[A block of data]
## begin
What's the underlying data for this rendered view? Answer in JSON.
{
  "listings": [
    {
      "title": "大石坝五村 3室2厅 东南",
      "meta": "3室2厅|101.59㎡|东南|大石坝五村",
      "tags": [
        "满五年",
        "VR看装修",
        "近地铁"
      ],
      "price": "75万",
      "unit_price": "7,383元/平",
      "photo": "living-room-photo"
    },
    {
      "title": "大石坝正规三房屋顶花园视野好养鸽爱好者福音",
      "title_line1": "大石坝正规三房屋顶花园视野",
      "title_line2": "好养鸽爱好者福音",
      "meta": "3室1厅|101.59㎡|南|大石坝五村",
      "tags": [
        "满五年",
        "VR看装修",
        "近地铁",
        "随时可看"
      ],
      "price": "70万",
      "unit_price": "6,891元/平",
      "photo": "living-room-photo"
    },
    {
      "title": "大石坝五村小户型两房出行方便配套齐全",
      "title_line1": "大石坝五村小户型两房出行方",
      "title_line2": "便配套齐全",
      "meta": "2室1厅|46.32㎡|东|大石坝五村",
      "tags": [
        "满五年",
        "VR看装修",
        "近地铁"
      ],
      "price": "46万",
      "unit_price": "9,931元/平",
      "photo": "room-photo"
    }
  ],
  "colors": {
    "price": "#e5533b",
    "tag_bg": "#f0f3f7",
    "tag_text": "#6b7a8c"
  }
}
## end
> EXERCISE INSTRUCTIONS:
Every record above must be duplicated exactly.

> TASK RESPONSE:
What's the underlying data for this rendered view? Answer in JSON.
{
  "listings": [
    {
      "title": "大石坝五村 3室2厅 东南",
      "meta": "3室2厅|101.59㎡|东南|大石坝五村",
      "tags": [
        "满五年",
        "VR看装修",
        "近地铁"
      ],
      "price": "75万",
      "unit_price": "7,383元/平",
      "photo": "living-room-photo"
    },
    {
      "title": "大石坝正规三房屋顶花园视野好养鸽爱好者福音",
      "title_line1": "大石坝正规三房屋顶花园视野",
      "title_line2": "好养鸽爱好者福音",
      "meta": "3室1厅|101.59㎡|南|大石坝五村",
      "tags": [
        "满五年",
        "VR看装修",
        "近地铁",
        "随时可看"
      ],
      "price": "70万",
      "unit_price": "6,891元/平",
      "photo": "living-room-photo"
    },
    {
      "title": "大石坝五村小户型两房出行方便配套齐全",
      "title_line1": "大石坝五村小户型两房出行方",
      "title_line2": "便配套齐全",
      "meta": "2室1厅|46.32㎡|东|大石坝五村",
      "tags": [
        "满五年",
        "VR看装修",
        "近地铁"
      ],
      "price": "46万",
      "unit_price": "9,931元/平",
      "photo": "room-photo"
    }
  ],
  "colors": {
    "price": "#e5533b",
    "tag_bg": "#f0f3f7",
    "tag_text": "#6b7a8c"
  }
}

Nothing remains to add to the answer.